WHAT IS REQUIRED: Rewrite everything from the start of the records down to the line containing "227, 53, 232]", putting "bar-body" wherever "candle-body" appears and leaving all else unchanged.

— start DATASET EXTRACT —

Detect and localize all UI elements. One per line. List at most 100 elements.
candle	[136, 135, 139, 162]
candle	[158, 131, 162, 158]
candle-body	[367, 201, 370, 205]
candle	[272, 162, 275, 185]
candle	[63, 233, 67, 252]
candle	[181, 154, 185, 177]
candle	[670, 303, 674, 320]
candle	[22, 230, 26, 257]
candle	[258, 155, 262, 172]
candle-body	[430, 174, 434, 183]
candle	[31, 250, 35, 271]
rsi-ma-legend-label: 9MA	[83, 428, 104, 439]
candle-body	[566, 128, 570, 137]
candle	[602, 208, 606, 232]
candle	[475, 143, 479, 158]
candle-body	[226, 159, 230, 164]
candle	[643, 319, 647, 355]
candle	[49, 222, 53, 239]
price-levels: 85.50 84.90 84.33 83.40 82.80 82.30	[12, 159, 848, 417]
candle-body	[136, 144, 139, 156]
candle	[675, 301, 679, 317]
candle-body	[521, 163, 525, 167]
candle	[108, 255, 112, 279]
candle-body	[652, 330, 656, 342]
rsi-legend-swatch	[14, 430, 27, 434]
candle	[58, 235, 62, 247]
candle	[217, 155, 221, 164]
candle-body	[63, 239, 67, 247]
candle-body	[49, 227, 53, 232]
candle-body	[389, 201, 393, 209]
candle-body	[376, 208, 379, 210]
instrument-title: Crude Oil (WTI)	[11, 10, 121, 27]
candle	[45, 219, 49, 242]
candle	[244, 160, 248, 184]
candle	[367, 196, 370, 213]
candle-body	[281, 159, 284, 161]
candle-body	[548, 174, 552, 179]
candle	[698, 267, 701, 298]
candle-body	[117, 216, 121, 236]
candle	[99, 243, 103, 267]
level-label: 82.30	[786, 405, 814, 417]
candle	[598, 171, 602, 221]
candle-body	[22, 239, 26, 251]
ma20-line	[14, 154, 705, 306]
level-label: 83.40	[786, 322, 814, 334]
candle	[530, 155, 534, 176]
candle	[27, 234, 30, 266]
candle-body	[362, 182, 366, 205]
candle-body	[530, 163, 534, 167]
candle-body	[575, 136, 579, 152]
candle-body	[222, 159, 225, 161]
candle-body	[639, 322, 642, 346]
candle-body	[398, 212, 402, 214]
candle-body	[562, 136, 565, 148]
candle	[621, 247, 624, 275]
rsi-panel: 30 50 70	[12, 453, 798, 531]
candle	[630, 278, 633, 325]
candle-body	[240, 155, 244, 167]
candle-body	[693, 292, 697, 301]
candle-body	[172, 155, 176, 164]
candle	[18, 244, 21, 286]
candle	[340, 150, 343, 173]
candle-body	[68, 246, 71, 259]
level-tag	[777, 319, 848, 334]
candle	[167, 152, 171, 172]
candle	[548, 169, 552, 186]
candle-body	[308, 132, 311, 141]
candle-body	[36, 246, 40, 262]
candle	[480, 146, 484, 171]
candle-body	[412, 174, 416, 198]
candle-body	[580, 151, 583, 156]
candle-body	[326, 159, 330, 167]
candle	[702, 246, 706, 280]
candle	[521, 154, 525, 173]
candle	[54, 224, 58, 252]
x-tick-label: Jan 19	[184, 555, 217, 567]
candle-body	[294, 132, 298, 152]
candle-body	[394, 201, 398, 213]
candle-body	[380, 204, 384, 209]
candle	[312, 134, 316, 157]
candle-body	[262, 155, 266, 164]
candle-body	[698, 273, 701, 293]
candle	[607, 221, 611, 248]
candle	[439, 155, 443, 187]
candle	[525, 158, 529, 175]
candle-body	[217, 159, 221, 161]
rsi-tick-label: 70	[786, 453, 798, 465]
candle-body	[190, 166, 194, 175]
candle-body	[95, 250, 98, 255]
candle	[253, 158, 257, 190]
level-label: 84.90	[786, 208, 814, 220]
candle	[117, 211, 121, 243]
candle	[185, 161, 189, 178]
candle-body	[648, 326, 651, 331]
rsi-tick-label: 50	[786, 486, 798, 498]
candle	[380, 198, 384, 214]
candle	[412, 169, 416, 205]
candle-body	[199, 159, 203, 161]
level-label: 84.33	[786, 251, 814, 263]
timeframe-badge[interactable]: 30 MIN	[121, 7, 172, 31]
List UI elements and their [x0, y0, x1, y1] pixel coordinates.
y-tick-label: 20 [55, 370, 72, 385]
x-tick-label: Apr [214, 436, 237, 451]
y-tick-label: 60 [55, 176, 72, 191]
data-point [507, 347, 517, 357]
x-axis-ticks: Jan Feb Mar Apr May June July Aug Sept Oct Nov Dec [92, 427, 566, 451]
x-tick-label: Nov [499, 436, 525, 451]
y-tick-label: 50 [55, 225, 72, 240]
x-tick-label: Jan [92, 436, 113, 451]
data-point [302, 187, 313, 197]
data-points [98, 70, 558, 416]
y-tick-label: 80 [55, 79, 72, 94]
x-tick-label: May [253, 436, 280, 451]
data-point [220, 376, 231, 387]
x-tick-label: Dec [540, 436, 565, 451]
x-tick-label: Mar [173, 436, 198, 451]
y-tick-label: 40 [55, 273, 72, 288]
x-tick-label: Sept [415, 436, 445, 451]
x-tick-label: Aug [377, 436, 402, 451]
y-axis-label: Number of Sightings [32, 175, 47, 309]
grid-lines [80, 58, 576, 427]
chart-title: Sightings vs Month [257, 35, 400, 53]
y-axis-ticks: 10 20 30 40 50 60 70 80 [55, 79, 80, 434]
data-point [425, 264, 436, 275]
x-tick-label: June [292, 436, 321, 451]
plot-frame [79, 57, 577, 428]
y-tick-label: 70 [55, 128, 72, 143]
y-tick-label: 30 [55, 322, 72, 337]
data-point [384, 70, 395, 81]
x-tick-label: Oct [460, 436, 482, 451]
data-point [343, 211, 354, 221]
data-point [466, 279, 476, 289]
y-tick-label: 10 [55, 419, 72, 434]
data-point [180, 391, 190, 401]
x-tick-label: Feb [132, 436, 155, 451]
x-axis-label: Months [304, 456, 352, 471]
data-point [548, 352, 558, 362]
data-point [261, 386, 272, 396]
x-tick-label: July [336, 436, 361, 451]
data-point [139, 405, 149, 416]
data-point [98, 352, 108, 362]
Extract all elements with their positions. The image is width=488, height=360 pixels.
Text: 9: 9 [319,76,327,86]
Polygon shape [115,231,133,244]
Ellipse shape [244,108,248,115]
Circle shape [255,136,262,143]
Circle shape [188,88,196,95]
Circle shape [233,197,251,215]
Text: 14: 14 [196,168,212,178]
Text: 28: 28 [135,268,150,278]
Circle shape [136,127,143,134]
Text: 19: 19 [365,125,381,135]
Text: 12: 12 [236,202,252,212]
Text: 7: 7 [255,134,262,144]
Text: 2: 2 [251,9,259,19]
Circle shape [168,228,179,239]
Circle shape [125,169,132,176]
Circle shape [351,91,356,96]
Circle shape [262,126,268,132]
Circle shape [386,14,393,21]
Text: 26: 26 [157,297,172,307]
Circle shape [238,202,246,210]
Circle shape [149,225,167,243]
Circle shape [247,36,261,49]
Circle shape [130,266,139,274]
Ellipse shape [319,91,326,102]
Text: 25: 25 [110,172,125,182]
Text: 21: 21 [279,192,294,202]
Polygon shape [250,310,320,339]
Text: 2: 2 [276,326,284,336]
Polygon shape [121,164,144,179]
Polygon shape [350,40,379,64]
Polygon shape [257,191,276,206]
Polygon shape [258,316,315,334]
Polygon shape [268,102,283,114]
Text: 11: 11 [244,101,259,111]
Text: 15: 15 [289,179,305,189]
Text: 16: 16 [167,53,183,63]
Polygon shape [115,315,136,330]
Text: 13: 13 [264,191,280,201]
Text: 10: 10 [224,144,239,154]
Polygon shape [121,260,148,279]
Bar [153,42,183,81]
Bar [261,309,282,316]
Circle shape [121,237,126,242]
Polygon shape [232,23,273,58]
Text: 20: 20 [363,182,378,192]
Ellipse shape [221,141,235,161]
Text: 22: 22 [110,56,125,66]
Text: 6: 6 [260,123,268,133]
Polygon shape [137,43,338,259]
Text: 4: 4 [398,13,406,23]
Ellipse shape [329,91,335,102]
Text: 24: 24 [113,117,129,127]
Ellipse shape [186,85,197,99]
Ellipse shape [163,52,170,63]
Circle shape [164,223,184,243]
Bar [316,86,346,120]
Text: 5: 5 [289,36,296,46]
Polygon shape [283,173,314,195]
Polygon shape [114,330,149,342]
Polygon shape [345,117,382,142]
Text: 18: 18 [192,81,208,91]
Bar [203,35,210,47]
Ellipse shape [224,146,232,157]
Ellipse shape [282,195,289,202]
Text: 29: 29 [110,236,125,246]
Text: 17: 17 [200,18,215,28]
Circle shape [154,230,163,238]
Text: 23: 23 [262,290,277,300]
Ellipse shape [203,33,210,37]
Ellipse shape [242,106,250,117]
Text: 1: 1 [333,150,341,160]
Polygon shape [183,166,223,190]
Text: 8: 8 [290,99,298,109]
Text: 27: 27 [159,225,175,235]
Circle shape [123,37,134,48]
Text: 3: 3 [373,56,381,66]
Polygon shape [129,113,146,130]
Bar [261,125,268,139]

— end DATASET EXTRACT —

ANSWER TO THIS PROBLEM:
Detect and localize all UI elements. One per line. List at most 100 elements.
candle	[136, 135, 139, 162]
candle	[158, 131, 162, 158]
bar-body	[367, 201, 370, 205]
candle	[272, 162, 275, 185]
candle	[63, 233, 67, 252]
candle	[181, 154, 185, 177]
candle	[670, 303, 674, 320]
candle	[22, 230, 26, 257]
candle	[258, 155, 262, 172]
bar-body	[430, 174, 434, 183]
candle	[31, 250, 35, 271]
rsi-ma-legend-label: 9MA	[83, 428, 104, 439]
bar-body	[566, 128, 570, 137]
candle	[602, 208, 606, 232]
candle	[475, 143, 479, 158]
bar-body	[226, 159, 230, 164]
candle	[643, 319, 647, 355]
candle	[49, 222, 53, 239]
price-levels: 85.50 84.90 84.33 83.40 82.80 82.30	[12, 159, 848, 417]
bar-body	[136, 144, 139, 156]
candle	[675, 301, 679, 317]
bar-body	[521, 163, 525, 167]
candle	[108, 255, 112, 279]
bar-body	[652, 330, 656, 342]
rsi-legend-swatch	[14, 430, 27, 434]
candle	[58, 235, 62, 247]
candle	[217, 155, 221, 164]
bar-body	[63, 239, 67, 247]
bar-body	[49, 227, 53, 232]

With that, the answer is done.